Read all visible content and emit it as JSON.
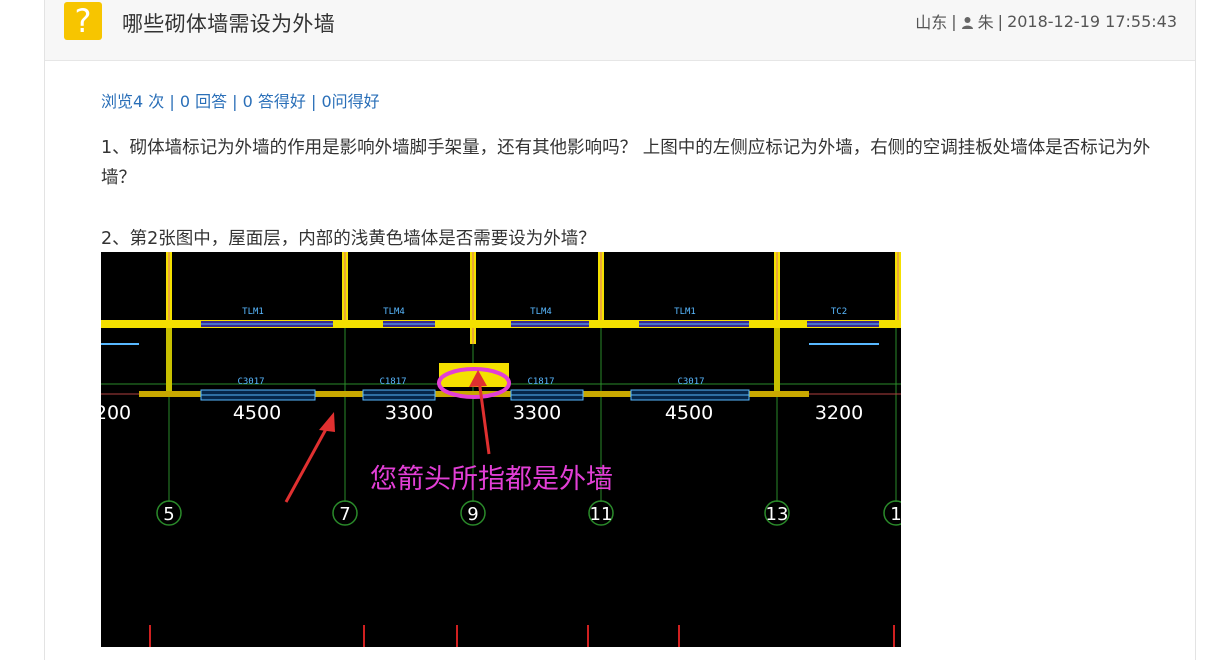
{
  "question": {
    "icon_glyph": "?",
    "title": "哪些砌体墙需设为外墙",
    "location": "山东",
    "user": "朱",
    "datetime": "2018-12-19 17:55:43"
  },
  "stats": "浏览4 次 | 0 回答 | 0 答得好 | 0问得好",
  "paragraphs": [
    "1、砌体墙标记为外墙的作用是影响外墙脚手架量，还有其他影响吗？ 上图中的左侧应标记为外墙，右侧的空调挂板处墙体是否标记为外墙？",
    "2、第2张图中，屋面层，内部的浅黄色墙体是否需要设为外墙？"
  ],
  "drawing": {
    "top_labels": [
      "TLM1",
      "TLM4",
      "TLM4",
      "TLM1",
      "TC2"
    ],
    "window_labels": [
      "C3017",
      "C1817",
      "C1817",
      "C3017"
    ],
    "dimensions": [
      "200",
      "4500",
      "3300",
      "3300",
      "4500",
      "3200"
    ],
    "axis_numbers": [
      "5",
      "7",
      "9",
      "11",
      "13",
      "1"
    ],
    "annotation": "您箭头所指都是外墙",
    "annotation_color": "#e23fd6",
    "wall_color": "#f4e000",
    "grid_color": "#2a8a2a",
    "window_color": "#58b8ff"
  }
}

━━━━━━━━━━━━━━━━━━━━━━━━━━━━━━

Repeat all of the entries word for word, but omit the pictures.

Read all visible content and emit it as JSON.
{
  "question": {
    "icon_glyph": "?",
    "title": "哪些砌体墙需设为外墙",
    "location": "山东",
    "user": "朱",
    "datetime": "2018-12-19 17:55:43"
  },
  "stats": "浏览4 次 | 0 回答 | 0 答得好 | 0问得好",
  "paragraphs": [
    "1、砌体墙标记为外墙的作用是影响外墙脚手架量，还有其他影响吗？ 上图中的左侧应标记为外墙，右侧的空调挂板处墙体是否标记为外墙？",
    "2、第2张图中，屋面层，内部的浅黄色墙体是否需要设为外墙？"
  ],
  "drawing": {
    "top_labels": [
      "TLM1",
      "TLM4",
      "TLM4",
      "TLM1",
      "TC2"
    ],
    "window_labels": [
      "C3017",
      "C1817",
      "C1817",
      "C3017"
    ],
    "dimensions": [
      "200",
      "4500",
      "3300",
      "3300",
      "4500",
      "3200"
    ],
    "axis_numbers": [
      "5",
      "7",
      "9",
      "11",
      "13",
      "1"
    ],
    "annotation": "您箭头所指都是外墙",
    "annotation_color": "#e23fd6",
    "wall_color": "#f4e000",
    "grid_color": "#2a8a2a",
    "window_color": "#58b8ff"
  }
}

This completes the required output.